La proclamation officielle des résultats est prévue pour le 30 août à 17 heures par la Commission Electorale Nationale Autonome et Permanente (CENAP). Elle ne le sera que le lendemain,  31 août. Mais, sans l’attendre, est-ce par stratégie électorale, Jean Ping se déclare vainqueur. Du coup, comme pour ne pas se laisser voler « leur victoire », ses partisans se mobilisent et, à l’annonce des résultats donnant le président sortant vainqueur, envahissent la rue. Libreville et Port-Gentil s’embrasent. Les symboles de l’Etat sont pris et vandalisés, l’Assemblée Nationale incendiée, le QG électoral de Jean Ping, occupé, le matériel saccagé, des militants séquestrés. Les pillards et les casseurs se mêlent aux manifestants, des morts sont recensés.
####################
## [CONSIGNES]
A: Recopiez fidèlement tout le passage du texte sur la proclamation des résultats, depuis "La proclamation officielle" jusqu'à "morts sont recensés.".
B: D'après le texte sur la proclamation des résultats, à quelle date les résultats sont-ils finalement proclamés ?
C: Reprenez le texte sur la proclamation des résultats après sa dernière phrase et poursuivez-le.
####################
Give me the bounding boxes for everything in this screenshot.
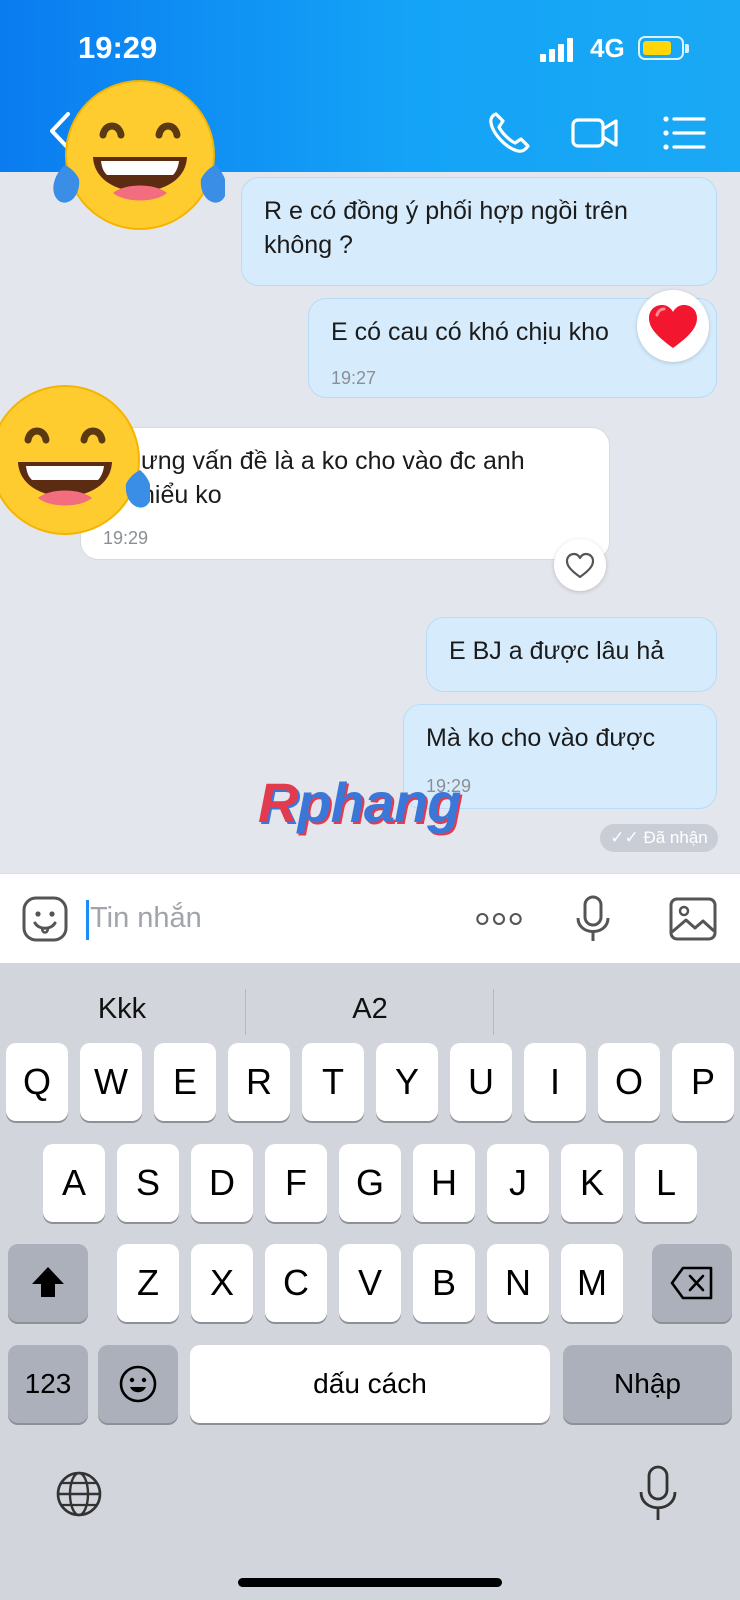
key-p[interactable]: P [672, 1043, 734, 1121]
space-key[interactable]: dấu cách [190, 1345, 550, 1423]
status-time: 19:29 [78, 30, 158, 65]
key-v[interactable]: V [339, 1244, 401, 1322]
message-text: ưng vấn đề là a ko cho vào đc anh hiểu k… [141, 447, 525, 509]
microphone-icon[interactable] [568, 894, 618, 944]
text-cursor [86, 900, 89, 940]
key-n[interactable]: N [487, 1244, 549, 1322]
message-input-bar: Tin nhắn [0, 873, 740, 964]
backspace-icon [670, 1266, 713, 1300]
key-s[interactable]: S [117, 1144, 179, 1222]
phone-icon[interactable] [484, 108, 534, 158]
key-h[interactable]: H [413, 1144, 475, 1222]
message-bubble-outgoing[interactable]: R e có đồng ý phối hợp ngồi trên không ? [241, 177, 717, 286]
key-q[interactable]: Q [6, 1043, 68, 1121]
heart-icon [649, 305, 697, 348]
smiley-sticker-icon[interactable] [20, 894, 70, 944]
emoji-key[interactable] [98, 1345, 178, 1423]
suggestion-divider [493, 989, 494, 1035]
image-icon[interactable] [668, 894, 718, 944]
laughing-emoji-sticker [53, 80, 225, 230]
heart-reaction-button[interactable] [554, 539, 606, 591]
key-a[interactable]: A [43, 1144, 105, 1222]
key-g[interactable]: G [339, 1144, 401, 1222]
shift-arrow-icon [32, 1267, 64, 1297]
dictation-microphone-icon[interactable] [636, 1465, 680, 1523]
home-indicator [238, 1578, 502, 1587]
chat-screen: 19:29 4G R e có đồng ý phối hợp ngồi trê… [0, 0, 740, 1600]
message-text: R e có đồng ý phối hợp ngồi trên không ? [264, 197, 628, 259]
shift-key[interactable] [8, 1244, 88, 1322]
delete-key[interactable] [652, 1244, 732, 1322]
key-e[interactable]: E [154, 1043, 216, 1121]
key-i[interactable]: I [524, 1043, 586, 1121]
laughing-emoji-sticker [0, 385, 150, 535]
cellular-signal-icon [540, 38, 576, 62]
return-key[interactable]: Nhập [563, 1345, 732, 1423]
heart-reaction[interactable] [637, 290, 709, 362]
key-u[interactable]: U [450, 1043, 512, 1121]
key-j[interactable]: J [487, 1144, 549, 1222]
key-m[interactable]: M [561, 1244, 623, 1322]
key-w[interactable]: W [80, 1043, 142, 1121]
key-k[interactable]: K [561, 1144, 623, 1222]
key-z[interactable]: Z [117, 1244, 179, 1322]
video-camera-icon[interactable] [570, 108, 620, 158]
message-bubble-incoming[interactable]: ưng vấn đề là a ko cho vào đc anh hiểu k… [80, 427, 610, 560]
watermark-logo: Rphang [258, 771, 461, 834]
suggestion-2[interactable]: A2 [250, 993, 490, 1026]
message-time: 19:27 [331, 368, 377, 388]
key-o[interactable]: O [598, 1043, 660, 1121]
message-text: E BJ a được lâu hả [449, 637, 665, 665]
key-y[interactable]: Y [376, 1043, 438, 1121]
network-type: 4G [590, 33, 625, 63]
key-c[interactable]: C [265, 1244, 327, 1322]
battery-icon [638, 36, 689, 60]
key-f[interactable]: F [265, 1144, 327, 1222]
key-x[interactable]: X [191, 1244, 253, 1322]
message-text: Mà ko cho vào được [426, 724, 656, 752]
message-input[interactable]: Tin nhắn [90, 902, 202, 935]
received-status-badge: ✓✓ Đã nhận [600, 824, 718, 852]
emoji-key-icon [119, 1365, 157, 1403]
list-menu-icon[interactable] [660, 108, 710, 158]
double-check-icon: ✓✓ [610, 828, 639, 847]
heart-outline-icon [565, 552, 595, 579]
key-b[interactable]: B [413, 1244, 475, 1322]
keyboard: Kkk A2 QWERTYUIOP ASDFGHJKL ZXCVBNM 123 [0, 963, 740, 1600]
numbers-key[interactable]: 123 [8, 1345, 88, 1423]
message-text: E có cau có khó chịu kho [331, 318, 609, 346]
key-l[interactable]: L [635, 1144, 697, 1222]
key-d[interactable]: D [191, 1144, 253, 1222]
suggestion-divider [245, 989, 246, 1035]
suggestion-1[interactable]: Kkk [2, 993, 242, 1026]
key-t[interactable]: T [302, 1043, 364, 1121]
message-bubble-outgoing[interactable]: E BJ a được lâu hả [426, 617, 717, 692]
more-dots-icon[interactable] [474, 894, 524, 944]
globe-icon[interactable] [54, 1469, 104, 1519]
key-r[interactable]: R [228, 1043, 290, 1121]
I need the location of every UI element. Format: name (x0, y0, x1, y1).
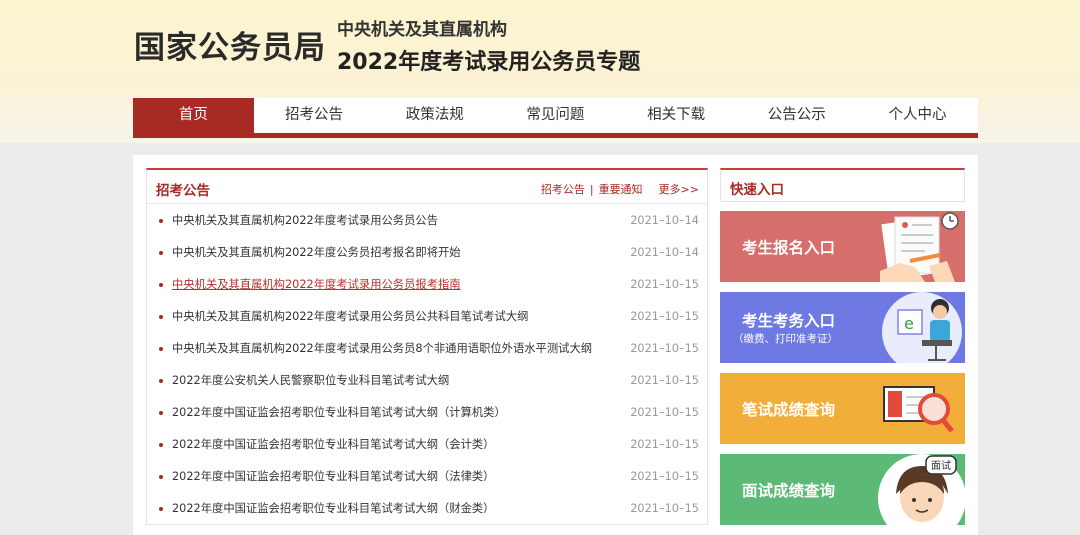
notice-title[interactable]: 2022年度中国证监会招考职位专业科目笔试考试大纲（计算机类） (172, 397, 506, 429)
list-item: 2022年度中国证监会招考职位专业科目笔试考试大纲（法律类） 2021–10–1… (147, 461, 707, 493)
list-item: 中央机关及其直属机构2022年度考试录用公务员8个非通用语职位外语水平测试大纲 … (147, 333, 707, 365)
interview-avatar-icon: 面试 (878, 454, 965, 525)
nav-item-downloads[interactable]: 相关下载 (616, 98, 737, 133)
nav-item-public-notices[interactable]: 公告公示 (736, 98, 857, 133)
exam-affairs-entry-label: 考生考务入口 (742, 312, 836, 330)
list-item: 中央机关及其直属机构2022年度考试录用公务员报考指南 2021–10–15 (147, 269, 707, 301)
written-score-query-button[interactable]: 笔试成绩查询 (720, 373, 965, 444)
interview-score-query-button[interactable]: 面试成绩查询 面试 (720, 454, 965, 525)
list-item: 中央机关及其直属机构2022年度考试录用公务员公告 2021–10–14 (147, 205, 707, 237)
notice-title[interactable]: 2022年度中国证监会招考职位专业科目笔试考试大纲（法律类） (172, 461, 494, 493)
bullet-icon (159, 379, 163, 383)
quick-access-panel: 快速入口 (720, 168, 965, 202)
list-item: 2022年度中国证监会招考职位专业科目笔试考试大纲（财金类） 2021–10–1… (147, 493, 707, 525)
notice-date: 2021–10–15 (630, 342, 699, 355)
nav-item-announcements[interactable]: 招考公告 (254, 98, 375, 133)
notice-date: 2021–10–15 (630, 406, 699, 419)
bullet-icon (159, 411, 163, 415)
notice-date: 2021–10–15 (630, 310, 699, 323)
notice-date: 2021–10–15 (630, 470, 699, 483)
notice-panel-header: 招考公告 招考公告 | 重要通知 更多>> (147, 170, 707, 204)
interview-score-query-label: 面试成绩查询 (742, 482, 836, 500)
interview-bubble-text: 面试 (931, 459, 951, 472)
notice-panel-links: 招考公告 | 重要通知 更多>> (541, 181, 699, 197)
nav-item-personal-center[interactable]: 个人中心 (857, 98, 978, 133)
main-content: 招考公告 招考公告 | 重要通知 更多>> 中央机关及其直属机构2022年度考试… (133, 155, 978, 535)
application-form-icon (880, 212, 959, 282)
notice-list: 中央机关及其直属机构2022年度考试录用公务员公告 2021–10–14 中央机… (147, 204, 707, 525)
list-item: 中央机关及其直属机构2022年度公务员招考报名即将开始 2021–10–14 (147, 237, 707, 269)
notice-date: 2021–10–14 (630, 214, 699, 227)
bullet-icon (159, 507, 163, 511)
notice-title[interactable]: 2022年度中国证监会招考职位专业科目笔试考试大纲（会计类） (172, 429, 494, 461)
notice-date: 2021–10–15 (630, 502, 699, 515)
nav-item-policies[interactable]: 政策法规 (374, 98, 495, 133)
notice-date: 2021–10–15 (630, 278, 699, 291)
notice-panel: 招考公告 招考公告 | 重要通知 更多>> 中央机关及其直属机构2022年度考试… (146, 168, 708, 525)
bullet-icon (159, 347, 163, 351)
notice-panel-title: 招考公告 (156, 183, 210, 199)
notice-date: 2021–10–15 (630, 374, 699, 387)
notice-title[interactable]: 中央机关及其直属机构2022年度考试录用公务员公告 (172, 205, 438, 237)
notice-title[interactable]: 中央机关及其直属机构2022年度考试录用公务员8个非通用语职位外语水平测试大纲 (172, 333, 592, 365)
bullet-icon (159, 283, 163, 287)
registration-entry-button[interactable]: 考生报名入口 (720, 211, 965, 282)
monitor-magnifier-icon (883, 386, 954, 433)
written-score-query-label: 笔试成绩查询 (742, 401, 836, 419)
quick-access-title: 快速入口 (730, 182, 784, 198)
registration-entry-label: 考生报名入口 (742, 239, 836, 257)
bullet-icon (159, 251, 163, 255)
notice-title[interactable]: 中央机关及其直属机构2022年度考试录用公务员公共科目笔试考试大纲 (172, 301, 528, 333)
list-item: 2022年度中国证监会招考职位专业科目笔试考试大纲（计算机类） 2021–10–… (147, 397, 707, 429)
list-item: 中央机关及其直属机构2022年度考试录用公务员公共科目笔试考试大纲 2021–1… (147, 301, 707, 333)
notice-date: 2021–10–14 (630, 246, 699, 259)
computer-user-icon: e (882, 292, 962, 363)
link-important-notices[interactable]: 重要通知 (599, 181, 643, 197)
notice-title[interactable]: 2022年度中国证监会招考职位专业科目笔试考试大纲（财金类） (172, 493, 494, 525)
list-item: 2022年度中国证监会招考职位专业科目笔试考试大纲（会计类） 2021–10–1… (147, 429, 707, 461)
bullet-icon (159, 315, 163, 319)
link-separator: | (589, 182, 594, 196)
bullet-icon (159, 219, 163, 223)
notice-title[interactable]: 中央机关及其直属机构2022年度公务员招考报名即将开始 (172, 237, 461, 269)
nav-item-home[interactable]: 首页 (133, 98, 254, 133)
notice-title[interactable]: 中央机关及其直属机构2022年度考试录用公务员报考指南 (172, 269, 461, 301)
main-nav: 首页 招考公告 政策法规 常见问题 相关下载 公告公示 个人中心 (133, 98, 978, 138)
bullet-icon (159, 443, 163, 447)
nav-item-faq[interactable]: 常见问题 (495, 98, 616, 133)
exam-affairs-entry-button[interactable]: 考生考务入口 （缴费、打印准考证） e (720, 292, 965, 363)
subtitle-line1: 中央机关及其直属机构 (337, 20, 507, 40)
notice-date: 2021–10–15 (630, 438, 699, 451)
svg-text:e: e (904, 314, 914, 333)
subtitle-line2: 2022年度考试录用公务员专题 (337, 50, 641, 75)
notice-title[interactable]: 2022年度公安机关人民警察职位专业科目笔试考试大纲 (172, 365, 449, 397)
exam-affairs-entry-sublabel: （缴费、打印准考证） (733, 333, 838, 345)
bullet-icon (159, 475, 163, 479)
more-link[interactable]: 更多>> (659, 181, 699, 197)
list-item: 2022年度公安机关人民警察职位专业科目笔试考试大纲 2021–10–15 (147, 365, 707, 397)
link-announcements[interactable]: 招考公告 (541, 181, 585, 197)
bureau-name: 国家公务员局 (134, 30, 326, 66)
####################
## [CORRIGÉ]
A:
La proclamation officielle des résultats est prévue pour le 30 août à 17 heures par la Commission Electorale Nationale Autonome et Permanente (CENAP). Elle ne le sera que le lendemain,  31 août. Mais, sans l’attendre, est-ce par stratégie électorale, Jean Ping se déclare vainqueur. Du coup, comme pour ne pas se laisser voler « leur victoire », ses partisans se mobilisent et, à l’annonce des résultats donnant le président sortant vainqueur, envahissent la rue. Libreville et Port-Gentil s’embrasent. Les symboles de l’Etat sont pris et vandalisés, l’Assemblée Nationale incendiée, le QG électoral de Jean Ping, occupé, le matériel saccagé, des militants séquestrés. Les pillards et les casseurs se mêlent aux manifestants, des morts sont recensés.

B: Le 31 août.

C:
Tels sont les faits. En réalité, ils ne représentent rien d’inédit sous nos cieux depuis l’instauration du multipartisme dans nos Etats à la suite de la disparition de l’Union Soviétique. La Côte d’Ivoire, le Kenya, le Zimbabwe, par le passé, nous en ont donné des illustrations. Ils ne retiennent pas, outre mesure, l’auteur de cette tribune qui, en tant qu’Africain a, quand même, son idée là-dessus. Ce qui retient son attention, c’est, vingt-quatre heures après la proclamation des résultats, l’attitude, certains propos de Robert Bourgi qui, sur les plateaux de France 24, s’est fait l’avocat de Jean Ping. Qu’il ait défendu un candidat ne relève que de ce qui est normal : chacun de nous a son candidat et, sur les plateaux de France 24, Ali Bongo aussi avait son avocat. Donc, sur ce point, rien à lui reprocher. Mais qu’il ait tenu des propos nous infantilisant, voilà qui est inadmissible et qui nous oblige à réagir.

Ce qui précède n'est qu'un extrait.